▶ DIRECTIONS FOR THIS TASK:
Pull every line containing the word "Each" from the records.
····················
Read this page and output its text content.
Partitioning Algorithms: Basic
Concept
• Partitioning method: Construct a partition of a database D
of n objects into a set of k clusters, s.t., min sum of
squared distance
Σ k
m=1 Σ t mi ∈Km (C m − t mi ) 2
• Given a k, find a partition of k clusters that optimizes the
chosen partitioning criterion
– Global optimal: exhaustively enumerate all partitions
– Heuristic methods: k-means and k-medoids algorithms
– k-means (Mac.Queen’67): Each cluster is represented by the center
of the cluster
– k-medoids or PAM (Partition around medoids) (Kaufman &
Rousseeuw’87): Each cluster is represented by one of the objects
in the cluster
····················
▶ ANSWER TO THIS PROBLEM:
– k-means (Mac.Queen’67): Each cluster is represented by the center
Rousseeuw’87): Each cluster is represented by one of the objects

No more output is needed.